| REQUIRED WORK |
Read the entries below and pull out each line with the string "Vrishabha".

| RECORDS TO USE |
— BEGIN —
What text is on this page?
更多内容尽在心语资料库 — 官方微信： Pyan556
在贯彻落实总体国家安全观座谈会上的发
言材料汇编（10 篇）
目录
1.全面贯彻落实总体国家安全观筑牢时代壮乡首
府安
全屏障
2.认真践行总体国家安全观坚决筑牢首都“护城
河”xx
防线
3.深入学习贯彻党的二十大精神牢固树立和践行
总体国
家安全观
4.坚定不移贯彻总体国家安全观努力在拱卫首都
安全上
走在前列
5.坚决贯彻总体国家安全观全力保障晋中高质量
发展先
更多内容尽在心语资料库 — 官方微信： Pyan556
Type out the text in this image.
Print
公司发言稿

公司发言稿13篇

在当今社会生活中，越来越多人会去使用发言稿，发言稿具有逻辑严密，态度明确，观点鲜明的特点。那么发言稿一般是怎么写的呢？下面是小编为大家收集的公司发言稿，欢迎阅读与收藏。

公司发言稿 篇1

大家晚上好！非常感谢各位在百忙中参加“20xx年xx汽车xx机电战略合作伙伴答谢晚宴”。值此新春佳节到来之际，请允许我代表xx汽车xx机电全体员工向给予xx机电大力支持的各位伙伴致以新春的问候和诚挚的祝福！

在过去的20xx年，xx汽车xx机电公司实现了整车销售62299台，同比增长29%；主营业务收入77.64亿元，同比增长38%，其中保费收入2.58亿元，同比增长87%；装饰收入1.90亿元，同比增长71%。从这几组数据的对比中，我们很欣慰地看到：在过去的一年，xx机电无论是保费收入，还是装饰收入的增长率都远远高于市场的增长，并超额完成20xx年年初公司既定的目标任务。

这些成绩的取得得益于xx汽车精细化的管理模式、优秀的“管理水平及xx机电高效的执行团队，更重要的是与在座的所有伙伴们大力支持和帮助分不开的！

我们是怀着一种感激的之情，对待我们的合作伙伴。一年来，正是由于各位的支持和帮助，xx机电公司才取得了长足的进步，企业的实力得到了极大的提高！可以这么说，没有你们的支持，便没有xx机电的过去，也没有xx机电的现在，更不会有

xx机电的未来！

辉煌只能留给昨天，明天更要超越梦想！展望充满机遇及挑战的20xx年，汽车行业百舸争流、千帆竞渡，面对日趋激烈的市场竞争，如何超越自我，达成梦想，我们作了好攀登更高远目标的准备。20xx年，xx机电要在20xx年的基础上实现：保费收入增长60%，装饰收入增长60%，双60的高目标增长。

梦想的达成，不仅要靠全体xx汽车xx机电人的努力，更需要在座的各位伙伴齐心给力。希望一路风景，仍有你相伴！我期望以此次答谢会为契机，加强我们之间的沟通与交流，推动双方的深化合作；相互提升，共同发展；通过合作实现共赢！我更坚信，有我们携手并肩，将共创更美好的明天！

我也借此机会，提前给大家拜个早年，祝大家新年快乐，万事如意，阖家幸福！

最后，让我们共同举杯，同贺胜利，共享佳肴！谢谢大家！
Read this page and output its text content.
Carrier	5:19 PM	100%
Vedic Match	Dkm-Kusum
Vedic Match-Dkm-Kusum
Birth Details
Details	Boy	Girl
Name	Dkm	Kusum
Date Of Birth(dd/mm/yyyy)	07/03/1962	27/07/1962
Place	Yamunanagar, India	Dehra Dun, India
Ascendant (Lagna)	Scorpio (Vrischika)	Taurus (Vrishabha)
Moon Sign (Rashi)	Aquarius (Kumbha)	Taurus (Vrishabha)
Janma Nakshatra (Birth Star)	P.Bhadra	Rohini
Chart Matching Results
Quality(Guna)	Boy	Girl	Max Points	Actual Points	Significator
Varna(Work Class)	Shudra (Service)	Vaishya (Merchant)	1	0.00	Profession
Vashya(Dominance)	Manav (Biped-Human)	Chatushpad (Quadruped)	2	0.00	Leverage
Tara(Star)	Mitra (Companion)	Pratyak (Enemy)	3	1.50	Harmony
— END —
| RESULT BELOW |
Ascendant (Lagna)	Scorpio (Vrischika)	Taurus (Vrishabha)
Moon Sign (Rashi)	Aquarius (Kumbha)	Taurus (Vrishabha)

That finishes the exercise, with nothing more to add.